This essay was written by Julia Morgan, a BYU Humanities Center student fellow.
Dear Rilke,
I know you were born in 1875, and that you didn’t write Letters to a Young Poet to me. But I’m in need of some counsel, and, as I am a Young Poet as well, I was hoping you could piece together some thoughts for me, perhaps drawing from your letters. I have always admired both your poetry and advice. So, I thought I’d send you some thoughts I’ve been having lately. Hopefully that’s not too forward.
When I moved to Provo, it was 2020. I brought masks, my new sheets, and a sense of determined independence. I went home once a month, went on camping trips that I told my parents about weeks later, and reveled in the fact that no one cared what time I went to bed.
I went on a mission. I loved it, and yet I returned to Provo with a kind of hunger, yearning for school, music, freedom. My friends and I planned our own half marathon, I found myself a boyfriend, I went on study abroads. I applied for everything—grants, scholarships, programs. I lived and loved with everything I had.
And things changed so quickly. With multiple breakups (including my own), marriages, and graduations, in a few semesters I found myself standing in the wake of this period of wonderful chaos. My roommates, who were also my good friends, slowly moved their lives out of our apartment. The books disappeared from the shelves, and then the dishes, and then the food from the refrigerator. It was mid-August, and my contract was up. As I returned to move my own things, I sat in my car in the parking lot. I felt as if maybe, if I didn’t go in, I wouldn’t have to remember it all. The nights spent on the couch, sleepless; the mornings I waited to leave my room until my roommates and their boyfriends left so I wouldn’t have to confront my singleness; the emptiness of my roommate’s bed.
Sometimes, that is how Provo feels to me. A place where, if I enter, I have to remember all that is no longer there. No matter how full my day is, it will always be missing certain people. It’s too full of memory—too many stories.
I tried being a stranger one Sunday. I attended a church service I don’t usually, on streets I don’t often walk, and tried to see them as a stranger would. Headphoneless, quiet. What if I were a tourist, looking for a service to attend on a Sunday? I looked at the trees and saw the way they bent and fluttered, I wondered where the van driving past was going, I let my feet crunch the leaves beneath them. I think I felt refreshed: Provo was no longer mine, and too much to hold, but a place to regard as a stranger.
But only two thirds through my walk, I forgot to be a stranger. Suddenly, memories spilled out of everything: a bike, and someone’s porch, the leaves on the ground. I started remembering:
Nights biking home at midnight from doing homework with a friend—one night in particular—quiet, pedaling along, I saw a group of laughing college-age students. I smiled. Suddenly, they were in front of me—and it was Izzy and Luka and someone else I don’t remember. I yelled a surprised “Hey!” And we exchanged a conversation that lasted as long as we could hear each other. I turned back around, biking alone into the dark, laughing aloud in the delightful pre-nostalgia of a serendipitous college town encounter.

[Written instruction 1]
In the letter to Rilke, what did the writer bring when moving to Provo?
[Written instruction 2]
Repeat word for word the part of the letter to Rilke that begins with "I tried being" and ends with "as a stranger.".

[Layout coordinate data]

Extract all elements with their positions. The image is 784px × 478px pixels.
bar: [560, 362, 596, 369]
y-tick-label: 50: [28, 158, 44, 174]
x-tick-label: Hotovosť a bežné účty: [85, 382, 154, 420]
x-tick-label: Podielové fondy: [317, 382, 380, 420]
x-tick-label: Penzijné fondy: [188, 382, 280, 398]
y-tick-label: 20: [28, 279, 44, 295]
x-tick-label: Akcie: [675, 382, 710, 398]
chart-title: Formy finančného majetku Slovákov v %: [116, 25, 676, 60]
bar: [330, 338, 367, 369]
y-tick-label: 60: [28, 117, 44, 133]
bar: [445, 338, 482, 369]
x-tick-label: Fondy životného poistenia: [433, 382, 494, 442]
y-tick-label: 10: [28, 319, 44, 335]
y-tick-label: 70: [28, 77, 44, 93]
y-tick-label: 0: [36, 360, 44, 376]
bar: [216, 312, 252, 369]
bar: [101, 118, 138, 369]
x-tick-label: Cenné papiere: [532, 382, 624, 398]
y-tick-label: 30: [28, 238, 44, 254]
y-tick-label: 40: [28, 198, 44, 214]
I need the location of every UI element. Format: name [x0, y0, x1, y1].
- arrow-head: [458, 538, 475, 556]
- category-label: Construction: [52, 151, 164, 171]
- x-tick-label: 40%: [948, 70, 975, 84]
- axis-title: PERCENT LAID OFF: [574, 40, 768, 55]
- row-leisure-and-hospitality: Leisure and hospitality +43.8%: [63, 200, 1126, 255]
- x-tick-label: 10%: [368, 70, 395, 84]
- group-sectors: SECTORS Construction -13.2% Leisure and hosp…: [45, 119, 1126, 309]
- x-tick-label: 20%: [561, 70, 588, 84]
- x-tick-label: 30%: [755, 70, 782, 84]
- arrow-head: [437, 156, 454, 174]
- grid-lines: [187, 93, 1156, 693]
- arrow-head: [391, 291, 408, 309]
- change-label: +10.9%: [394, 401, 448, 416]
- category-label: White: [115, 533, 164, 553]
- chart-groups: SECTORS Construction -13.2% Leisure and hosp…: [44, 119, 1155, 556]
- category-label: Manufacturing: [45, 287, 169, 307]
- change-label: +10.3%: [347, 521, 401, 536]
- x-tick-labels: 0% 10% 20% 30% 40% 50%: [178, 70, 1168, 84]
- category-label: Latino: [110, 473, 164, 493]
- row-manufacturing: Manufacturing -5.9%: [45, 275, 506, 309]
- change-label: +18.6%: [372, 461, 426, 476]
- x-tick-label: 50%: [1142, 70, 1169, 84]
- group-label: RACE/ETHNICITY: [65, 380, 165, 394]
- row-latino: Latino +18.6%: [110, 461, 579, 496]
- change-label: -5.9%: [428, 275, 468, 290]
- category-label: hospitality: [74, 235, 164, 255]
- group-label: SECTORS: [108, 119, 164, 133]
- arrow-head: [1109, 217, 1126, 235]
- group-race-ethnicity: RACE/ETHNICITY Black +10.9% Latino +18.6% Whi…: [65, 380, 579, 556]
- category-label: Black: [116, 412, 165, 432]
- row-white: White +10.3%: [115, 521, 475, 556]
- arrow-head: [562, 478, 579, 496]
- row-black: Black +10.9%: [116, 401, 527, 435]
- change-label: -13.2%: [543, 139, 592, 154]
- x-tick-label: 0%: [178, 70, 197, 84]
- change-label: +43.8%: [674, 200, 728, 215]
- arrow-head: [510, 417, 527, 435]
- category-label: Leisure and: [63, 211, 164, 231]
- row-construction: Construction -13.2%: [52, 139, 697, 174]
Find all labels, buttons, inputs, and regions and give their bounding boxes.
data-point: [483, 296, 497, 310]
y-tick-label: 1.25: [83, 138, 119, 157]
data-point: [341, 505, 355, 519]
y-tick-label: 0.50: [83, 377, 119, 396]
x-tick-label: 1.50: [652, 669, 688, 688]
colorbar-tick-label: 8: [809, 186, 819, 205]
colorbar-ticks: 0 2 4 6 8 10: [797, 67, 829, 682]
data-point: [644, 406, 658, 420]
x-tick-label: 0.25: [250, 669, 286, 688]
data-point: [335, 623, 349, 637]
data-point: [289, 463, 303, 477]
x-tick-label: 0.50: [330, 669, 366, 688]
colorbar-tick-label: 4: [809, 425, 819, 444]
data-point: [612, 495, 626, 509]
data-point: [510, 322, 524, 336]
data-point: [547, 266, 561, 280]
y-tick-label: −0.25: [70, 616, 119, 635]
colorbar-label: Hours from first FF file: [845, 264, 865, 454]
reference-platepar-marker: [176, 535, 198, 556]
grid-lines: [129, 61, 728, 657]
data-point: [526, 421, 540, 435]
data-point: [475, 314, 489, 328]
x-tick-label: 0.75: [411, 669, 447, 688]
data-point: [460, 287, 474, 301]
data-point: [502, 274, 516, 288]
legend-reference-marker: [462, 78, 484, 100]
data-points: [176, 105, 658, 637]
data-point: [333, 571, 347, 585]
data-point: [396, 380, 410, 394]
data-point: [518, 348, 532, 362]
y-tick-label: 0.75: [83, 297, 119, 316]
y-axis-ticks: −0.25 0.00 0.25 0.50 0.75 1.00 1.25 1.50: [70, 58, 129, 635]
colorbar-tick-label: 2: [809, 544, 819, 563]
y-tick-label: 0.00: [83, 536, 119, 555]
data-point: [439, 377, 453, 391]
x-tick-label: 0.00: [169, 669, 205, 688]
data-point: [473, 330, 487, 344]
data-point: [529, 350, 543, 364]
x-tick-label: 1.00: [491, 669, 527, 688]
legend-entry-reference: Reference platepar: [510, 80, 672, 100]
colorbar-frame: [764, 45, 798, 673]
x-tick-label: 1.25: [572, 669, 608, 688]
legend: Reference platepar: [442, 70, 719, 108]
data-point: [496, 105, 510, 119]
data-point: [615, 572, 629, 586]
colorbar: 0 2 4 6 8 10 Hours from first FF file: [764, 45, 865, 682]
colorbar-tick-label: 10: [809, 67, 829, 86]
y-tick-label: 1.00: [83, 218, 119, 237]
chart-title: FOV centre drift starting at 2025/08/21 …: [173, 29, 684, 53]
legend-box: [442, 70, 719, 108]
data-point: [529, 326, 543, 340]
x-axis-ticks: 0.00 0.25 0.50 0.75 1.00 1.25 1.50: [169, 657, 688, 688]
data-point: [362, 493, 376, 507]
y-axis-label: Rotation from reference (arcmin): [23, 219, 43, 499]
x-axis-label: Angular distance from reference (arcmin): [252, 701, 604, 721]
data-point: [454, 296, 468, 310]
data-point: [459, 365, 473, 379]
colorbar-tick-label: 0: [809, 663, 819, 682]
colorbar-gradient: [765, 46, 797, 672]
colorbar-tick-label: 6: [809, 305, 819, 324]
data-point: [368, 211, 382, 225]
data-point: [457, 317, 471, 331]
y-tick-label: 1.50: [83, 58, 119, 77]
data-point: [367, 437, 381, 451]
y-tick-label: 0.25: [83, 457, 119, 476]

[Task answer 1]
Masks, new sheets, and a sense of determined independence.

[Task answer 2]
I tried being a stranger one Sunday. I attended a church service I don’t usually, on streets I don’t often walk, and tried to see them as a stranger would. Headphoneless, quiet. What if I were a tourist, looking for a service to attend on a Sunday? I looked at the trees and saw the way they bent and fluttered, I wondered where the van driving past was going, I let my feet crunch the leaves beneath them. I think I felt refreshed: Provo was no longer mine, and too much to hold, but a place to regard as a stranger.